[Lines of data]

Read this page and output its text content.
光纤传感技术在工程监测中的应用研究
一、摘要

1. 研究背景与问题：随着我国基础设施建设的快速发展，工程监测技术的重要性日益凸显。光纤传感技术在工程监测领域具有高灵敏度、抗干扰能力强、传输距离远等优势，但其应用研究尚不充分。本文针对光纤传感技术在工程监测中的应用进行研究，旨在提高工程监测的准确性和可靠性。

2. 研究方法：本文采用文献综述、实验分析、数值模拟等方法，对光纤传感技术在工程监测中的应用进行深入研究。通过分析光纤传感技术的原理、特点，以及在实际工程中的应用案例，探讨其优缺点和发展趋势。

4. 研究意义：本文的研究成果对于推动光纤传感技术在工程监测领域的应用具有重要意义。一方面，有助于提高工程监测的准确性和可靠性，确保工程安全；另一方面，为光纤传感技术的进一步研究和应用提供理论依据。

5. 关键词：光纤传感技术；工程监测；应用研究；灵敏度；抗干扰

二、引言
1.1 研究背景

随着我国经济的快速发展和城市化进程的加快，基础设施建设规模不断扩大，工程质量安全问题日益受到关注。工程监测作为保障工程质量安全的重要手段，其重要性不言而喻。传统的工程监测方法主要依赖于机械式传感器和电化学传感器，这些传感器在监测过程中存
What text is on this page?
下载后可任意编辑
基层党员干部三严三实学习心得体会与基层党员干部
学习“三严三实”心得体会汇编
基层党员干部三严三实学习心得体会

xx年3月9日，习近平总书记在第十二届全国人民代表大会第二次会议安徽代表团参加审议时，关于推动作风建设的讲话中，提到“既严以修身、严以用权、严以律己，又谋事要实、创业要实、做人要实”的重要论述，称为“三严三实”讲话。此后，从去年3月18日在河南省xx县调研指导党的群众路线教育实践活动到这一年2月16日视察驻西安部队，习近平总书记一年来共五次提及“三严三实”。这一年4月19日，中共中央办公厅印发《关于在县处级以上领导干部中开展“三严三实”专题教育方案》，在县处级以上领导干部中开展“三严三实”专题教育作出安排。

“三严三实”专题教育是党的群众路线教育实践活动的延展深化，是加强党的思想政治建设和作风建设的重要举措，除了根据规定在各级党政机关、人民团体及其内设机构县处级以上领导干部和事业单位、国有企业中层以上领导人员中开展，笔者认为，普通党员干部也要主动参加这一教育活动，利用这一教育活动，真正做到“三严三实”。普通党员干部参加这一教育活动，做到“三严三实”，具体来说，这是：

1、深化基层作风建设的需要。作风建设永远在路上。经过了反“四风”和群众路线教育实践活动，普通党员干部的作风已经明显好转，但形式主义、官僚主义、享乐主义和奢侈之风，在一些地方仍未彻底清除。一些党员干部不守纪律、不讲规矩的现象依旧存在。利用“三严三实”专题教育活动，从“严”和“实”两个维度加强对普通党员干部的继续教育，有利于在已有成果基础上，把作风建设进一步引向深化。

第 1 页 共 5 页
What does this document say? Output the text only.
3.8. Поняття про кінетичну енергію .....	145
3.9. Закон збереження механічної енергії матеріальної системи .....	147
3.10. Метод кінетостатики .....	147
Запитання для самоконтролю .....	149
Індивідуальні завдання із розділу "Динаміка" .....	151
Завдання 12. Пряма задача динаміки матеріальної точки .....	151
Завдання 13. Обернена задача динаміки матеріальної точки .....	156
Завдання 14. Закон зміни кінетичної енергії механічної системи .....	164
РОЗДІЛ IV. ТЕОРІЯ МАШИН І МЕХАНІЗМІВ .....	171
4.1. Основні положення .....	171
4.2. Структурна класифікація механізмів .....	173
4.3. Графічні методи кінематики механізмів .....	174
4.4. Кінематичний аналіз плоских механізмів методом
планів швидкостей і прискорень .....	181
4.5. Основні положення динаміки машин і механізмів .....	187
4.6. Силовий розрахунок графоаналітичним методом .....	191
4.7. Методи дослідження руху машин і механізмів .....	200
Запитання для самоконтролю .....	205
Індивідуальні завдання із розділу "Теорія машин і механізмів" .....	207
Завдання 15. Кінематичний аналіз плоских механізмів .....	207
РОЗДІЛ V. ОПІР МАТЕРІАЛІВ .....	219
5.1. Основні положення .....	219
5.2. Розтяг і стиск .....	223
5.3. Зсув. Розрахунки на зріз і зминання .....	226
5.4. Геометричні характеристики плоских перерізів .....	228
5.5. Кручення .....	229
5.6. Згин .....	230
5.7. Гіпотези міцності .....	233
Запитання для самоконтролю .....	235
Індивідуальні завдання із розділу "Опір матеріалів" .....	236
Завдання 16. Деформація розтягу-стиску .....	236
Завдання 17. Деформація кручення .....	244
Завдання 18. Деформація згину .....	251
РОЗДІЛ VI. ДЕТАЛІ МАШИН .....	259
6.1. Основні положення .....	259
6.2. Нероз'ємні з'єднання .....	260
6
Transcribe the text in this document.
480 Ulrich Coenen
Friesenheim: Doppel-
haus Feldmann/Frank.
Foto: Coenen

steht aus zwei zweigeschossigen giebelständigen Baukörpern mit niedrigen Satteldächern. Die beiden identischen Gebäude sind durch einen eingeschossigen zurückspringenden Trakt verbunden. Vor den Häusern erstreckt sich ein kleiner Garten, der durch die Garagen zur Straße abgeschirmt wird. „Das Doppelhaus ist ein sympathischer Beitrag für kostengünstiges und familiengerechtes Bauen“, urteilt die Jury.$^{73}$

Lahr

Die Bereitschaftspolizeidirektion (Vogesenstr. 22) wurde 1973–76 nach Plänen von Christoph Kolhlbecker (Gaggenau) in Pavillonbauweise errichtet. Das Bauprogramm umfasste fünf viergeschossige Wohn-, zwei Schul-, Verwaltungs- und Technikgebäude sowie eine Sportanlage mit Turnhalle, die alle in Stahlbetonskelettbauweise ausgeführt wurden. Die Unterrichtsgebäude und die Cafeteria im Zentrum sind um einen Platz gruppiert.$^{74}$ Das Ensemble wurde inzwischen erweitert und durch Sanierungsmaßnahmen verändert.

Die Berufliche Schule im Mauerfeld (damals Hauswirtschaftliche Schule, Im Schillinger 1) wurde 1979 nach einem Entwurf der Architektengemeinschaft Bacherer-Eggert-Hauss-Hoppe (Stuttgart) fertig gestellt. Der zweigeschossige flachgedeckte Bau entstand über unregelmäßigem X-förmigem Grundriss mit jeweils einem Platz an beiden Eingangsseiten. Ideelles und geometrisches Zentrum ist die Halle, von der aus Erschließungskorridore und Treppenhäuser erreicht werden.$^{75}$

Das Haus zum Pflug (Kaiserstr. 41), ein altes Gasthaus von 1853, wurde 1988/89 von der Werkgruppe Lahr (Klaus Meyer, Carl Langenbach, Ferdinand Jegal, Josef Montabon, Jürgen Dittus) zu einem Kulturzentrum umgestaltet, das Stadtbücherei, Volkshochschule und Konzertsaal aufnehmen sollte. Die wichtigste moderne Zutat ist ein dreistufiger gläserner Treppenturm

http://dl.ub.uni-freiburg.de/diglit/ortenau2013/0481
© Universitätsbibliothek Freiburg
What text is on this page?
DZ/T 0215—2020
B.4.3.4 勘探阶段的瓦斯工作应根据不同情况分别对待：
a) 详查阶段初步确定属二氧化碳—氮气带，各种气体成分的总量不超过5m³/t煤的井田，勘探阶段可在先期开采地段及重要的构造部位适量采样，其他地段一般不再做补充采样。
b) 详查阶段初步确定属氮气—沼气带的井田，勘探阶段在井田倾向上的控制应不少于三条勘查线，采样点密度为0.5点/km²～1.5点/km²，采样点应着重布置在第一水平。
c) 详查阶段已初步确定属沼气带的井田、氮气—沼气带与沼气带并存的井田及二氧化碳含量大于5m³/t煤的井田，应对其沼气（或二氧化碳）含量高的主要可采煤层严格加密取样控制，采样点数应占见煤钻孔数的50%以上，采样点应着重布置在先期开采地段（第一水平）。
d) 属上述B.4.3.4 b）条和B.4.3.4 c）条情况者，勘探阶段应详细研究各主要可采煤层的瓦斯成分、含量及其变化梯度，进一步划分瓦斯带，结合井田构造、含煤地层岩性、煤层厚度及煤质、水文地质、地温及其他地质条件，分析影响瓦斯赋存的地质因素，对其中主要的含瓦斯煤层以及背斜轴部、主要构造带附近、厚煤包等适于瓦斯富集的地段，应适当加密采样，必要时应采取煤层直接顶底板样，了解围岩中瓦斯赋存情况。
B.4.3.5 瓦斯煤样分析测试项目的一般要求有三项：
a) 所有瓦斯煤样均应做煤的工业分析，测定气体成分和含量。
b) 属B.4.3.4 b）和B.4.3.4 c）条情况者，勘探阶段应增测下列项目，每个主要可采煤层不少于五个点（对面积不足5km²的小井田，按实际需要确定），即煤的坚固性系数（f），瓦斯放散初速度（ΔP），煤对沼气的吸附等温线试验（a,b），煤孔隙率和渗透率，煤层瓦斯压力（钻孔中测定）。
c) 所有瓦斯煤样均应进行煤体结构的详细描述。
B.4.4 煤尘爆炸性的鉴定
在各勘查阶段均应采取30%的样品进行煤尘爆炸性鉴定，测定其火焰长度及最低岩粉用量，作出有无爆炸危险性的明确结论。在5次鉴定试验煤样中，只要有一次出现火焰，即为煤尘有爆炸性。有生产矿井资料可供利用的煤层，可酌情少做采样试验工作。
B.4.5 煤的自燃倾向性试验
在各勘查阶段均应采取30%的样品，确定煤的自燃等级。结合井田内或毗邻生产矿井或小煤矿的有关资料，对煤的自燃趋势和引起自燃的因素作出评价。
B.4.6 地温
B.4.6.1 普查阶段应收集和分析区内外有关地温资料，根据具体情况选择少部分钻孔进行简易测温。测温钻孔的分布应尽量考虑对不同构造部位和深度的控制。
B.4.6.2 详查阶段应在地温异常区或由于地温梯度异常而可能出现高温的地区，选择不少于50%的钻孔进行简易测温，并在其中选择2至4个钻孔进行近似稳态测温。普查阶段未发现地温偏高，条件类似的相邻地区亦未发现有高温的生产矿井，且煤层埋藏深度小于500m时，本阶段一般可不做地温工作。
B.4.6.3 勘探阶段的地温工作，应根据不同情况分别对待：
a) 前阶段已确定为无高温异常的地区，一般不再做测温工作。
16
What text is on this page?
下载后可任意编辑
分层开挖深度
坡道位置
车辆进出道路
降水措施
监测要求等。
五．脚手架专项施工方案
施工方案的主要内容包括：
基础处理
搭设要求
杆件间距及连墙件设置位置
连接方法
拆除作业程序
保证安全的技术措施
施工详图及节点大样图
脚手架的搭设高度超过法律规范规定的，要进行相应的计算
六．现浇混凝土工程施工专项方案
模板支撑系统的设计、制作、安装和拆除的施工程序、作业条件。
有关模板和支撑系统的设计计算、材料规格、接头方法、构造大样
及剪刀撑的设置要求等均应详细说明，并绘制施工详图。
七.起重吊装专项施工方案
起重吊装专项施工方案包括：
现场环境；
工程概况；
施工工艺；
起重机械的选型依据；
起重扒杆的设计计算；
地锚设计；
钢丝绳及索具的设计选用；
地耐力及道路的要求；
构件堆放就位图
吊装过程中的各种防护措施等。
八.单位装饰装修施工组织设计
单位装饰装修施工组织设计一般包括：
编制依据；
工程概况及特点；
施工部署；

• AIM:
Show all lines from the records above where the word "системи" occurs.

• OUTPUT:
3.9. Закон збереження механічної енергії матеріальної системи .....	147
Завдання 14. Закон зміни кінетичної енергії механічної системи .....	164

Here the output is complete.